Your goal.
Scan the lines below for the word "text". Copy each line you find it in.

Source material.
---*---

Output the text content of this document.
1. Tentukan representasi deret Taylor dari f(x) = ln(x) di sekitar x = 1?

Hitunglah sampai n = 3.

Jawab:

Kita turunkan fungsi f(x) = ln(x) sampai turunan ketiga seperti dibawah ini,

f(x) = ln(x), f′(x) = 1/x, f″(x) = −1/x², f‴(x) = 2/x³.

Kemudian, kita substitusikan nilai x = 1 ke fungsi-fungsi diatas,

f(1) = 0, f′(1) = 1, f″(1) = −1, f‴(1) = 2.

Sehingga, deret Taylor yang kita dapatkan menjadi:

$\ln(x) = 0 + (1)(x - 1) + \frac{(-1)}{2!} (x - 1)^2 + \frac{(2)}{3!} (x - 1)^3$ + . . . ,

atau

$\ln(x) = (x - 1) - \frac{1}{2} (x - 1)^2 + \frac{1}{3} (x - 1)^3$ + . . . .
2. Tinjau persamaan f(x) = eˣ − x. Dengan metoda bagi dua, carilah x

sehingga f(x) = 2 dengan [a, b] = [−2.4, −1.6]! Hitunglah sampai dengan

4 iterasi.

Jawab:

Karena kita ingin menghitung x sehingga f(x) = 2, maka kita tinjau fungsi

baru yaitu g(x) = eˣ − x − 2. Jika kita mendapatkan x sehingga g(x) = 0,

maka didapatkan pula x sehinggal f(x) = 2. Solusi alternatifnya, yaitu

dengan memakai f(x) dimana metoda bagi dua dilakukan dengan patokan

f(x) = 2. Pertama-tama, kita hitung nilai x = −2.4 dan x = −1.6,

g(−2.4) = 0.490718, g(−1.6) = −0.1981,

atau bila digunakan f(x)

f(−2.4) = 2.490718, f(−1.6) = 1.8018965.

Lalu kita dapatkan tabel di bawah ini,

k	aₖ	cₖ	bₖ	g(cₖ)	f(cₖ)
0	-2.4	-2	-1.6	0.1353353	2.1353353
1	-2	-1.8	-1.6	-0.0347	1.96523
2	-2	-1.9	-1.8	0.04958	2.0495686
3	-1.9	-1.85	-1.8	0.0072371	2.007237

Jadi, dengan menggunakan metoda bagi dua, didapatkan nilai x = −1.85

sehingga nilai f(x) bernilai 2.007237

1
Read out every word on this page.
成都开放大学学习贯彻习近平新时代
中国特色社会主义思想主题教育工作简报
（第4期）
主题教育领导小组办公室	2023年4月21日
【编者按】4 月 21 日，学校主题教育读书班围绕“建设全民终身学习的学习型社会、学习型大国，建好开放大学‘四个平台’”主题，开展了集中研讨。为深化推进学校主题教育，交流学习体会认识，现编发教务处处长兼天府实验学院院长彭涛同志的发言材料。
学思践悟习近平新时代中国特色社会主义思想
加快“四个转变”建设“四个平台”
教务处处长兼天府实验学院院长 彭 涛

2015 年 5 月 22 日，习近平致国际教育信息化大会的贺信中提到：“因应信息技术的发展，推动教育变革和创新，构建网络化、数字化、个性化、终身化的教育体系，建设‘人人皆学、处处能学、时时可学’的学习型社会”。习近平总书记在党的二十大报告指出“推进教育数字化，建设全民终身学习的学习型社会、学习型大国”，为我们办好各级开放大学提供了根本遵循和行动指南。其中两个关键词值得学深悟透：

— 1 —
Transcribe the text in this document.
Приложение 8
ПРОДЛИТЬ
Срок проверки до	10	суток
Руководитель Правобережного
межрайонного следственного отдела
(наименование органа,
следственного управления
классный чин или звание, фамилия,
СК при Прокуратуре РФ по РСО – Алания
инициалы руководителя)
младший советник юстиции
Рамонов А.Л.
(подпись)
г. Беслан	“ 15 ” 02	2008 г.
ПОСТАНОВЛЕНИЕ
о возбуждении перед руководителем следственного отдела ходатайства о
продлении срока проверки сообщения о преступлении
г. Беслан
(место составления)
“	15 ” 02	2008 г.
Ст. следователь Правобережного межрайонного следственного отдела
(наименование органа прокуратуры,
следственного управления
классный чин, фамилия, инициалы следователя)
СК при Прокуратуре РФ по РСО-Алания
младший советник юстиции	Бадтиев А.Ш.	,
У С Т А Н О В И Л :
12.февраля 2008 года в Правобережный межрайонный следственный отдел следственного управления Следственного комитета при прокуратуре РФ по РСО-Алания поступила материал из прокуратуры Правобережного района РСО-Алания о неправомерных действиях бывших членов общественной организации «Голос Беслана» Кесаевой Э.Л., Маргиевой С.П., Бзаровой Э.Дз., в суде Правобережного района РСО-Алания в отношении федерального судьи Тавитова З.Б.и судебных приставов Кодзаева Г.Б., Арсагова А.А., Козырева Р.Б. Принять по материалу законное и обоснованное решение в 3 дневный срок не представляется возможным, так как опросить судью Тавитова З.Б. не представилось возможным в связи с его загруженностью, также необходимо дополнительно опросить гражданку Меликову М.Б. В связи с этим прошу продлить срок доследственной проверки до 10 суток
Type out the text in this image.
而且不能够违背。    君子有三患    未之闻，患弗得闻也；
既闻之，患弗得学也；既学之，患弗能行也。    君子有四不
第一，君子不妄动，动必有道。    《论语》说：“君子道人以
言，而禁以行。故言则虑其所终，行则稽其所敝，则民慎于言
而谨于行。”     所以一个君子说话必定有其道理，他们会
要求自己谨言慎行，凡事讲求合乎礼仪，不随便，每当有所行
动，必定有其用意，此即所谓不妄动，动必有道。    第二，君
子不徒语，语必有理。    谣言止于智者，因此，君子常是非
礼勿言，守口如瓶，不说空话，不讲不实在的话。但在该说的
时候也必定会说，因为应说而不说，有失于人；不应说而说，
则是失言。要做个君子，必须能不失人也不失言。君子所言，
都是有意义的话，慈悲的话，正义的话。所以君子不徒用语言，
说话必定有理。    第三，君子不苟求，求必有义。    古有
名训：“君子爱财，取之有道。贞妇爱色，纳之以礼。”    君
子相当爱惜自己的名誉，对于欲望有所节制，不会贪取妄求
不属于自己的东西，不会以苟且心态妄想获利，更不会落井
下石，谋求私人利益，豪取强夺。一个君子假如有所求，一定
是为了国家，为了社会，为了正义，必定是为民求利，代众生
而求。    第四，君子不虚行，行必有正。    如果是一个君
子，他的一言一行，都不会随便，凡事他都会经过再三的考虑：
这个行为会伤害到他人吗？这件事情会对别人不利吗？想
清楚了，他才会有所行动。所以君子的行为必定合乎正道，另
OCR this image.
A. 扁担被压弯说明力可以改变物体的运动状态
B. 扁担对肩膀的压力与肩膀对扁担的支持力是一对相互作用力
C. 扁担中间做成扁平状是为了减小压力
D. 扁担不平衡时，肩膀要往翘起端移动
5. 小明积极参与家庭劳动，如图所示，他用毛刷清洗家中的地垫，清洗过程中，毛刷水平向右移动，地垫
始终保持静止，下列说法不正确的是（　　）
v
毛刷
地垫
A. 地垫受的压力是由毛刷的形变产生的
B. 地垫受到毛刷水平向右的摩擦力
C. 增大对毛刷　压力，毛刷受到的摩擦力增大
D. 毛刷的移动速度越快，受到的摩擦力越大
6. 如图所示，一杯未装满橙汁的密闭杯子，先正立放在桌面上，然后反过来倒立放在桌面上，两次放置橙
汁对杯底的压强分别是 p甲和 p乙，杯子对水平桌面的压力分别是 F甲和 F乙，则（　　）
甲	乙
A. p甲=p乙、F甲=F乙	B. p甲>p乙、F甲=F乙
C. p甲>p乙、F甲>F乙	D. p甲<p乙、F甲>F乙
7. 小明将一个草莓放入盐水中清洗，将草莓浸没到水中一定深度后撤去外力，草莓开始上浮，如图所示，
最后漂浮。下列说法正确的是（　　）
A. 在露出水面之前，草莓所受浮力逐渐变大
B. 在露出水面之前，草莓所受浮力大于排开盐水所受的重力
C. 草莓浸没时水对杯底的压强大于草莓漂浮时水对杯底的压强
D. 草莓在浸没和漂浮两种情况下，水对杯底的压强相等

---*---

The output.
Output the text content of this document.
Transcribe the text in this document.
Type out the text in this image.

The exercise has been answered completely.